TASK REQUIREMENTS: In the entries below, how many lines hold the string "cita"? Give only the number.

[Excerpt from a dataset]
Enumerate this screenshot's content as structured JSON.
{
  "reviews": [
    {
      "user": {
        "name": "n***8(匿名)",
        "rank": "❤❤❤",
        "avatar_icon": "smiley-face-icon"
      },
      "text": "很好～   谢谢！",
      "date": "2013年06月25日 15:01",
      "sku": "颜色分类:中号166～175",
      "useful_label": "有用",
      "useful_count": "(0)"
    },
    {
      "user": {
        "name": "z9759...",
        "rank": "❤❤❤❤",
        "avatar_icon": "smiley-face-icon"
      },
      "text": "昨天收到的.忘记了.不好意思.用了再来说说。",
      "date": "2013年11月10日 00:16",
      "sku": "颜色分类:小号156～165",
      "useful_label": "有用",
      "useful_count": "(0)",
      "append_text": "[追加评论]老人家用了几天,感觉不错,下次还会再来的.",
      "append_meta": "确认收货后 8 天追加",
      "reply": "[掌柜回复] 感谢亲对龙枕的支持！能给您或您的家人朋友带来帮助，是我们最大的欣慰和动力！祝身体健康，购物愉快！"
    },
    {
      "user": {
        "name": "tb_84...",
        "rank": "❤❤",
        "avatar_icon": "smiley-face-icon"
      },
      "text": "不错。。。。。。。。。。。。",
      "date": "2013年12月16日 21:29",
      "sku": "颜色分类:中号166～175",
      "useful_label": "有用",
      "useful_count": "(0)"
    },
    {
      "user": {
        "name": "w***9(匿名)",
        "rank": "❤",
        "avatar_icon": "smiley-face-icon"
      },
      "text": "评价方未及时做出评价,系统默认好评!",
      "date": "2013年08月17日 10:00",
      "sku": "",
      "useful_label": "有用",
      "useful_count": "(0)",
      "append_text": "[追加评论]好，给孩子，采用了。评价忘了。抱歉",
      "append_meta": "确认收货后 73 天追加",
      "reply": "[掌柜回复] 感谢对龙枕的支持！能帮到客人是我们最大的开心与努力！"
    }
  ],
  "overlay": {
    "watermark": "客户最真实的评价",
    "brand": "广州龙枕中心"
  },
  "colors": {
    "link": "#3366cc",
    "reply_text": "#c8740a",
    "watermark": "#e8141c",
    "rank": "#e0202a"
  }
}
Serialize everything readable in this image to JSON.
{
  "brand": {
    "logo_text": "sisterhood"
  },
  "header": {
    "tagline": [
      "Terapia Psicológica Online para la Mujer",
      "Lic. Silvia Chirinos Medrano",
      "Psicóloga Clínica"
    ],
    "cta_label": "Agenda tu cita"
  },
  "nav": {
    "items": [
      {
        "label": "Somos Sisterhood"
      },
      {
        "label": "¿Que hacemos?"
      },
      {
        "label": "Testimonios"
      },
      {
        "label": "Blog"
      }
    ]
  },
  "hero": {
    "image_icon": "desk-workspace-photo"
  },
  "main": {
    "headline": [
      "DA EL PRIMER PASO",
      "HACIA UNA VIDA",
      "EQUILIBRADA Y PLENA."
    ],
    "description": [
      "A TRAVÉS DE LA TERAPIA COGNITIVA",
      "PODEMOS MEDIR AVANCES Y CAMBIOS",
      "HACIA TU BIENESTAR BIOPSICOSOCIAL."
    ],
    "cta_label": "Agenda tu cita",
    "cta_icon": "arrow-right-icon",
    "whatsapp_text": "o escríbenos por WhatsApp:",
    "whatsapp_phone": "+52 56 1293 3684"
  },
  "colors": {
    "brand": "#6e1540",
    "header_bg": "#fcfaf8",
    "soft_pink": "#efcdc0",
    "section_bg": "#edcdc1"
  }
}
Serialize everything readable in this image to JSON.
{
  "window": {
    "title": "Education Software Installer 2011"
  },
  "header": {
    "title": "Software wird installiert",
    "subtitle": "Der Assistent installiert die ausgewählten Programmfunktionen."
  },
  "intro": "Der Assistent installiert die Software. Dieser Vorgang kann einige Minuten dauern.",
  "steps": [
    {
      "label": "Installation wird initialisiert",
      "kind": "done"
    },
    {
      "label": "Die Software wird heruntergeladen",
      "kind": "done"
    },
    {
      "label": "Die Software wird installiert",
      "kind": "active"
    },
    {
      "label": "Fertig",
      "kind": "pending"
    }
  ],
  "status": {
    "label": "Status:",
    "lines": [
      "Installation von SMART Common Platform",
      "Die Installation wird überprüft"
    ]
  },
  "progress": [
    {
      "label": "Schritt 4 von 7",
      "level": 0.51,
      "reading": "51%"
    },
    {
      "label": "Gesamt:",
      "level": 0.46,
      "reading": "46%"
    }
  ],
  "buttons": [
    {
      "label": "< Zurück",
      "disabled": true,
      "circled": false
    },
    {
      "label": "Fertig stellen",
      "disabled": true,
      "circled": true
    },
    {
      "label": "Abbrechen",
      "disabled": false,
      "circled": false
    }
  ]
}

EXERCISE RESULT: 2